_Request_
Pick out the lines below that contain the string "JSON" and copy them all.

Collected data
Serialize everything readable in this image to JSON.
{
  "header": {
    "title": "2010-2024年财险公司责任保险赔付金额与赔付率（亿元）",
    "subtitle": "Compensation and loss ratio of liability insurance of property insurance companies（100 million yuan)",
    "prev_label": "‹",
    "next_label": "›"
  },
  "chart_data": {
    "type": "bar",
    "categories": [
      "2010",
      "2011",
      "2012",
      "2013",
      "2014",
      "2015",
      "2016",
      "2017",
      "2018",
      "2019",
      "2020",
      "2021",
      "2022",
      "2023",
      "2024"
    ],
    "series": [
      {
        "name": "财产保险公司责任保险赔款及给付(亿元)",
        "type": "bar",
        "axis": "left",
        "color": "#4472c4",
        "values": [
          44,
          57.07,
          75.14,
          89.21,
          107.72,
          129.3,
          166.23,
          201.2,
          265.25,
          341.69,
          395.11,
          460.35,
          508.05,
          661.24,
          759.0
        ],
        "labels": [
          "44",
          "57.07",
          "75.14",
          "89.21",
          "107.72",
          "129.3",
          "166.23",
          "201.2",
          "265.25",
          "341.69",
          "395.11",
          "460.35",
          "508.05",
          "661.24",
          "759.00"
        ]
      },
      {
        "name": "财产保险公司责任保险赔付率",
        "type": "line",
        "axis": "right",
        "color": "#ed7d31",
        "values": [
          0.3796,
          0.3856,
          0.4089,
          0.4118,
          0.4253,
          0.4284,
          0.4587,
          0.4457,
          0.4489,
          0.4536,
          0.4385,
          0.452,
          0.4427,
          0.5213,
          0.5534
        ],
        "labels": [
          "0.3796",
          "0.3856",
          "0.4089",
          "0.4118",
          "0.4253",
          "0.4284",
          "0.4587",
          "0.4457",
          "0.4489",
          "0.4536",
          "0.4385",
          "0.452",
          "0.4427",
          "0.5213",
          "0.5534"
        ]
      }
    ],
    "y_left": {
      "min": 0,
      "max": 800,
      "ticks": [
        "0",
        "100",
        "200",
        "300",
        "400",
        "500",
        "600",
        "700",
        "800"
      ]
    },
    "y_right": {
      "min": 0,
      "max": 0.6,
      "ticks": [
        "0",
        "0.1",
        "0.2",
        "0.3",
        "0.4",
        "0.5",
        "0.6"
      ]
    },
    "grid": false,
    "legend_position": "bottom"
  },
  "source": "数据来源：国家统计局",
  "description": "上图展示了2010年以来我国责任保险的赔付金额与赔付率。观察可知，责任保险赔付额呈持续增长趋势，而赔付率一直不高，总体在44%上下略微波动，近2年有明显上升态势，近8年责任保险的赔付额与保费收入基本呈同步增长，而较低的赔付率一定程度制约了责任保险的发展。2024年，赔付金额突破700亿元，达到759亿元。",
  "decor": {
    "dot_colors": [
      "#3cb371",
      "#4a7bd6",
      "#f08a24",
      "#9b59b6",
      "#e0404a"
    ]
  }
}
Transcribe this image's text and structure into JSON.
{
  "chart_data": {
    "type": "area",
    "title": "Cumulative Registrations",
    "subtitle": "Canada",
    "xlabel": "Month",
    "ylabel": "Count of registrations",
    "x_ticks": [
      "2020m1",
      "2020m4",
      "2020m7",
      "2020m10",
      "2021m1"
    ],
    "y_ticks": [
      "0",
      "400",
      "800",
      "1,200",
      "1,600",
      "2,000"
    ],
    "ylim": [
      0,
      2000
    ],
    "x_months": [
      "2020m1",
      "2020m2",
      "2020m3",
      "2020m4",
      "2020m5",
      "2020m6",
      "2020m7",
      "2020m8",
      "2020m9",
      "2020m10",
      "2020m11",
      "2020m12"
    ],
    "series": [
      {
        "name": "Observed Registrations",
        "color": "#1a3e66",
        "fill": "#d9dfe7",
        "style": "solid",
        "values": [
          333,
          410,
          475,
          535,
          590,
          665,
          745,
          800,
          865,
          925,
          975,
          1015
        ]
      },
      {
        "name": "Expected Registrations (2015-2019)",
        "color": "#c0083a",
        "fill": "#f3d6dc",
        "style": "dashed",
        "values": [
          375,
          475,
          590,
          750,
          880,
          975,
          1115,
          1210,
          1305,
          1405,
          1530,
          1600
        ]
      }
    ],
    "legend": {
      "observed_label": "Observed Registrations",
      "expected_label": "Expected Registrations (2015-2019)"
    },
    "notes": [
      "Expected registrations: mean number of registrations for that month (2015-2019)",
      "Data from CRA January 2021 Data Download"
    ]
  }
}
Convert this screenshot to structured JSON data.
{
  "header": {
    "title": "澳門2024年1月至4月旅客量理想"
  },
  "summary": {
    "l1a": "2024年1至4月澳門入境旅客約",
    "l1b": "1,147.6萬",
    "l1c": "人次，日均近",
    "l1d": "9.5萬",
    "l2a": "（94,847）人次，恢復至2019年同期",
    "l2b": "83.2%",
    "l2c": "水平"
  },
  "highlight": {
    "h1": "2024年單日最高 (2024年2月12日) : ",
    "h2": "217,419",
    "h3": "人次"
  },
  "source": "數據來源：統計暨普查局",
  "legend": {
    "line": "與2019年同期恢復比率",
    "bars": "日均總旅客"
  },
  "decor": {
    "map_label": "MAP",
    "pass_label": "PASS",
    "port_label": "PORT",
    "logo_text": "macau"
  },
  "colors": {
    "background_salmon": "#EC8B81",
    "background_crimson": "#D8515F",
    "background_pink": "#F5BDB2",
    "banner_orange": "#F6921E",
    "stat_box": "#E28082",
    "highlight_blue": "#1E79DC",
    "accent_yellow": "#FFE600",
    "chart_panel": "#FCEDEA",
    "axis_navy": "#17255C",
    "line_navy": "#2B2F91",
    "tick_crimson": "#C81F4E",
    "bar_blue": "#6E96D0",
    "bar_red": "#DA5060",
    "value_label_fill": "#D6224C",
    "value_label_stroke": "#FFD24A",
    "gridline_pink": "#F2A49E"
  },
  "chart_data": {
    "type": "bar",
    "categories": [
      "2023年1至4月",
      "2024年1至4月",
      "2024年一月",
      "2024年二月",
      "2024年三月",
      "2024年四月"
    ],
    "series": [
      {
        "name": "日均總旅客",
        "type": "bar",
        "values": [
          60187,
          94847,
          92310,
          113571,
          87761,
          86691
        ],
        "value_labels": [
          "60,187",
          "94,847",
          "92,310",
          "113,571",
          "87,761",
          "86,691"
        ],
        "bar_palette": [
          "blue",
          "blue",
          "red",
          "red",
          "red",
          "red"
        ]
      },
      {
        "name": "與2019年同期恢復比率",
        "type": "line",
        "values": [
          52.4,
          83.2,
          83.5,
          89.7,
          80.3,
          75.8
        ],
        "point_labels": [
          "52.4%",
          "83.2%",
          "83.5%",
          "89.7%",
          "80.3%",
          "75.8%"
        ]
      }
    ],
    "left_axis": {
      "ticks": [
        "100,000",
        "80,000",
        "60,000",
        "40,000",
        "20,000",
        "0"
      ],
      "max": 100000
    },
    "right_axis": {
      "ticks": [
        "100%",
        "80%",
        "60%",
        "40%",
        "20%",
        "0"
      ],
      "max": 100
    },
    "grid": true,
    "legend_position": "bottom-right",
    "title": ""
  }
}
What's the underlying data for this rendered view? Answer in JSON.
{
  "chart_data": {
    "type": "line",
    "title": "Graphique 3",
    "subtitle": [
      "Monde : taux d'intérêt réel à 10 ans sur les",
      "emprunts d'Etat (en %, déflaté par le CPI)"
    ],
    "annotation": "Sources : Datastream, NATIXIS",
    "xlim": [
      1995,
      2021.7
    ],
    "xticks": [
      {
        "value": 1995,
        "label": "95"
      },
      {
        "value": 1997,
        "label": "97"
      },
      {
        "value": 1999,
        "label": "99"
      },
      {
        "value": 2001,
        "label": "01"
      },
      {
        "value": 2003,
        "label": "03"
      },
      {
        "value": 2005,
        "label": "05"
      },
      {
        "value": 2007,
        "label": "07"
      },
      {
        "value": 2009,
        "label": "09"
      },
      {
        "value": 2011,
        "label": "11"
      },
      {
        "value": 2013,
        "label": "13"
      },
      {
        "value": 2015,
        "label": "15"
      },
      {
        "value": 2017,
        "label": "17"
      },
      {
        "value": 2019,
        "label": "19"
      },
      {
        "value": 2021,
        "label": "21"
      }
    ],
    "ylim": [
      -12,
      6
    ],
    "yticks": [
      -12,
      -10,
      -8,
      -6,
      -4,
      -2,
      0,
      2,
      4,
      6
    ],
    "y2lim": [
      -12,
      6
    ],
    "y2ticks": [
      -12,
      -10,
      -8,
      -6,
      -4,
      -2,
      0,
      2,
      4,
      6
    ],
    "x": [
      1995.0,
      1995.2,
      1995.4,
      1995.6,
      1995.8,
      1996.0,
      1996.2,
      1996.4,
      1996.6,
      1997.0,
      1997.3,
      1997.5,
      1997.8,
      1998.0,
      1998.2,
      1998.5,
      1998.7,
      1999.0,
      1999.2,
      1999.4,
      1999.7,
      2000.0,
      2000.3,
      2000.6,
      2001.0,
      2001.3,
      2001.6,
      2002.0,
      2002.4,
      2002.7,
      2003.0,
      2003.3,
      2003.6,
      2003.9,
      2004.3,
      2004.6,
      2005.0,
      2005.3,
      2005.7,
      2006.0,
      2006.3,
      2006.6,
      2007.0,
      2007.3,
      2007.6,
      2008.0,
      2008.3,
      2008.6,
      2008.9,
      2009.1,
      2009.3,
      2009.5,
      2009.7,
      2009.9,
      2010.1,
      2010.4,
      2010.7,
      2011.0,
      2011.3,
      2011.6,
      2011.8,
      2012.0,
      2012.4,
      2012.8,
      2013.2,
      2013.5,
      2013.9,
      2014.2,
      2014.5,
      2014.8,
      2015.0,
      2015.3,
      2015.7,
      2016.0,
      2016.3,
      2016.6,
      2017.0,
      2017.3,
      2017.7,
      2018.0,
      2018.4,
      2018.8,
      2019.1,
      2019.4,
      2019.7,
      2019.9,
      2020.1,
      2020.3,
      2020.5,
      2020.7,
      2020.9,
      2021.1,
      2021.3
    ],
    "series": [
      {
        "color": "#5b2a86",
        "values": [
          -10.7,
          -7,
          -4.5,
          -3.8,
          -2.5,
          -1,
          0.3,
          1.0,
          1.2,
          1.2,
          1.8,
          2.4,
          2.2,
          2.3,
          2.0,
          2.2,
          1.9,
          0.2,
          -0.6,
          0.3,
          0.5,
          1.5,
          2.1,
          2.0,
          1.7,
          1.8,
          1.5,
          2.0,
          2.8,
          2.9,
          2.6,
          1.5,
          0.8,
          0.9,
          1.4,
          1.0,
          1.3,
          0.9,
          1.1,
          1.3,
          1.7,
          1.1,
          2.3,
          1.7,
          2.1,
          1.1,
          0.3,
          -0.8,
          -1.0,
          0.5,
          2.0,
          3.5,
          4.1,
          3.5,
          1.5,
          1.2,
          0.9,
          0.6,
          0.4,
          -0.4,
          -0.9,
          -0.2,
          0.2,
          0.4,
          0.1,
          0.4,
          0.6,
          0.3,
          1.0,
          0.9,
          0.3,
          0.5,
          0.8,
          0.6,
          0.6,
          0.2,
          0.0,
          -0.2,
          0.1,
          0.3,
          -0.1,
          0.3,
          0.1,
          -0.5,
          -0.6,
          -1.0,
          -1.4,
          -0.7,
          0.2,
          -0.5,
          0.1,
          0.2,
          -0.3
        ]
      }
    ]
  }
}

_Solution_
Serialize everything readable in this image to JSON.
Transcribe this image's text and structure into JSON.
Convert this screenshot to structured JSON data.
What's the underlying data for this rendered view? Answer in JSON.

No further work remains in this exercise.